Tally the lines that hold the string "this", and reply with the count alone.

________

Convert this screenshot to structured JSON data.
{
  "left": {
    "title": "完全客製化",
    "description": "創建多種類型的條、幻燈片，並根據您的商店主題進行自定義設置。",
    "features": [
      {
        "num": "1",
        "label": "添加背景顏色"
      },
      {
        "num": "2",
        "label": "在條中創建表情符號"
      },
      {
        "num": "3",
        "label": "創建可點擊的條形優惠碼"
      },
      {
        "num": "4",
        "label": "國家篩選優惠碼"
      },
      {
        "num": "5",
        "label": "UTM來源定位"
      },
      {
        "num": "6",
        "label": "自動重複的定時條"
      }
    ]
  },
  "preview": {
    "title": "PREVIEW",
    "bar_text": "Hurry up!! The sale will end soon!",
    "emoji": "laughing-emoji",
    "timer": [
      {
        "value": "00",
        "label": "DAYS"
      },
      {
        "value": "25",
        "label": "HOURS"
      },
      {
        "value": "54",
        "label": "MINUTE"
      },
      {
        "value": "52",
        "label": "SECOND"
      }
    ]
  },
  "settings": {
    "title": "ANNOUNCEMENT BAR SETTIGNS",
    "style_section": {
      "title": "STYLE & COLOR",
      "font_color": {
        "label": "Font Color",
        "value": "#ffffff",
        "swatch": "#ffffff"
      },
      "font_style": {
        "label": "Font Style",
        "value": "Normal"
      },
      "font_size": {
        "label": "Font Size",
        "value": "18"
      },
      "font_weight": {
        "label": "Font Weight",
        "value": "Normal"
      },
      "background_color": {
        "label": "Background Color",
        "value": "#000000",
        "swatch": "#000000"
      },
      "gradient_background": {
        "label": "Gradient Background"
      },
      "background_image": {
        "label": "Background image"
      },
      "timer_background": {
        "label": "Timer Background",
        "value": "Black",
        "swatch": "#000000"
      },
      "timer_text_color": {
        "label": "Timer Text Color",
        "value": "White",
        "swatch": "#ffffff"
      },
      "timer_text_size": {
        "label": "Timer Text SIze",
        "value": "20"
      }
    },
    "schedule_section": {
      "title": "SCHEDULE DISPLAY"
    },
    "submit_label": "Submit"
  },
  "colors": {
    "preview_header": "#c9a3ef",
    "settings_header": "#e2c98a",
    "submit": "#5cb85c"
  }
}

________

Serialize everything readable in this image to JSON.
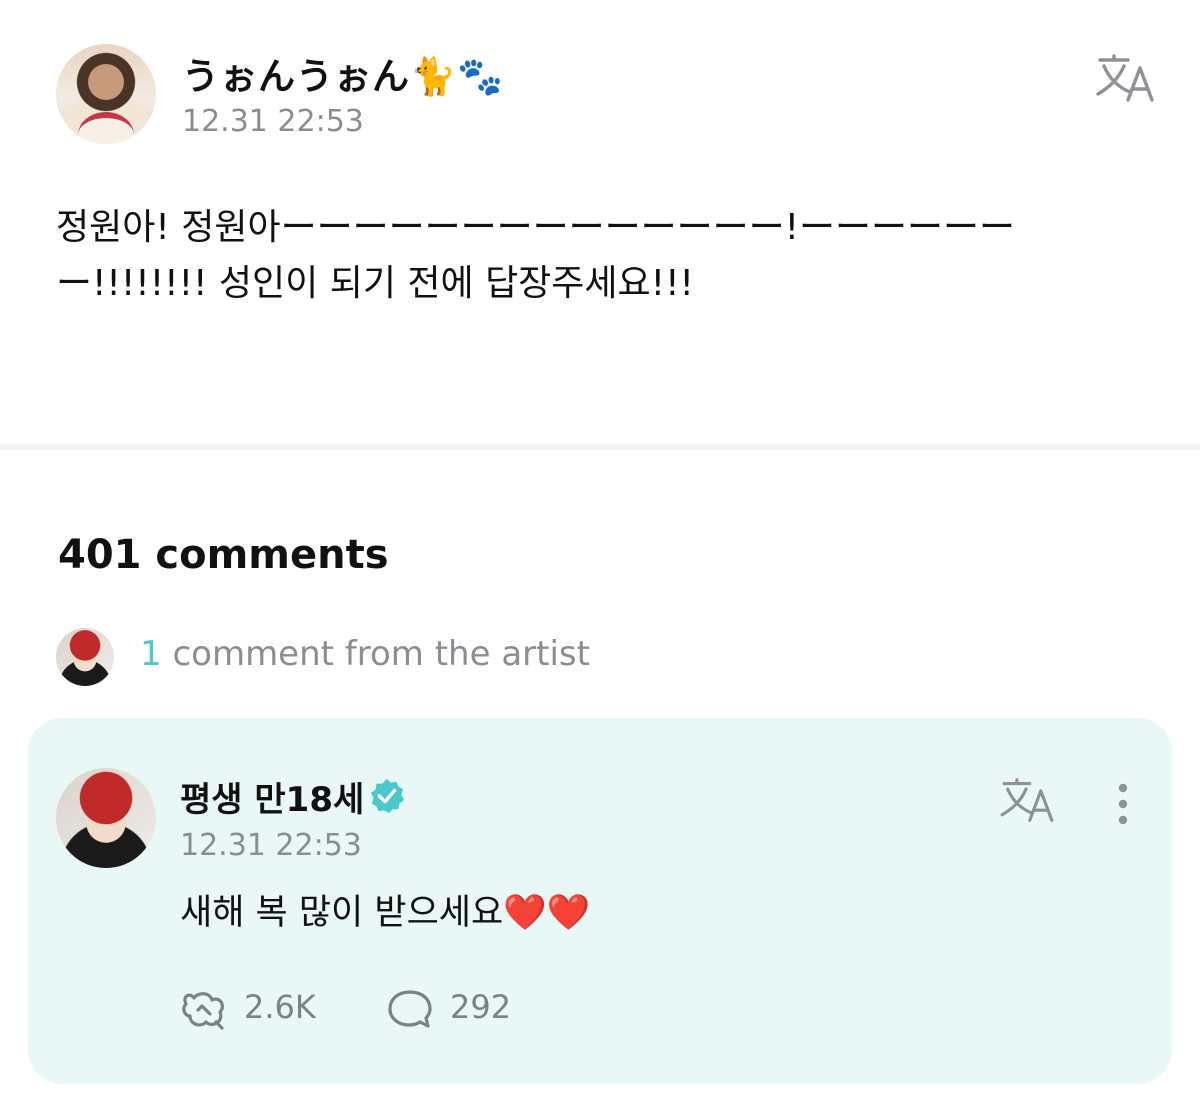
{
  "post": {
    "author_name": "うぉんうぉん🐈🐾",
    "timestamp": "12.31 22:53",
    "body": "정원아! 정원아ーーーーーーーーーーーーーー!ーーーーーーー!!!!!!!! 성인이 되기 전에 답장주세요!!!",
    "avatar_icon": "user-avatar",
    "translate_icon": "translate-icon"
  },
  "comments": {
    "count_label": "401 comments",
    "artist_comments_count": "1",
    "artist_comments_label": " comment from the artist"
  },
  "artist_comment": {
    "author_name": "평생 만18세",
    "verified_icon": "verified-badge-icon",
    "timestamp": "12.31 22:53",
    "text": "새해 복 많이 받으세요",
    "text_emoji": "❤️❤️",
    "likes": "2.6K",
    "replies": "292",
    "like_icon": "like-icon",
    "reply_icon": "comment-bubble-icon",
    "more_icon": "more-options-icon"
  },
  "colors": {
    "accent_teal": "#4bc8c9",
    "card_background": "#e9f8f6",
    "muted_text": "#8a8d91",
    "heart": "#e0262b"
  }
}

________

▶ The response: 2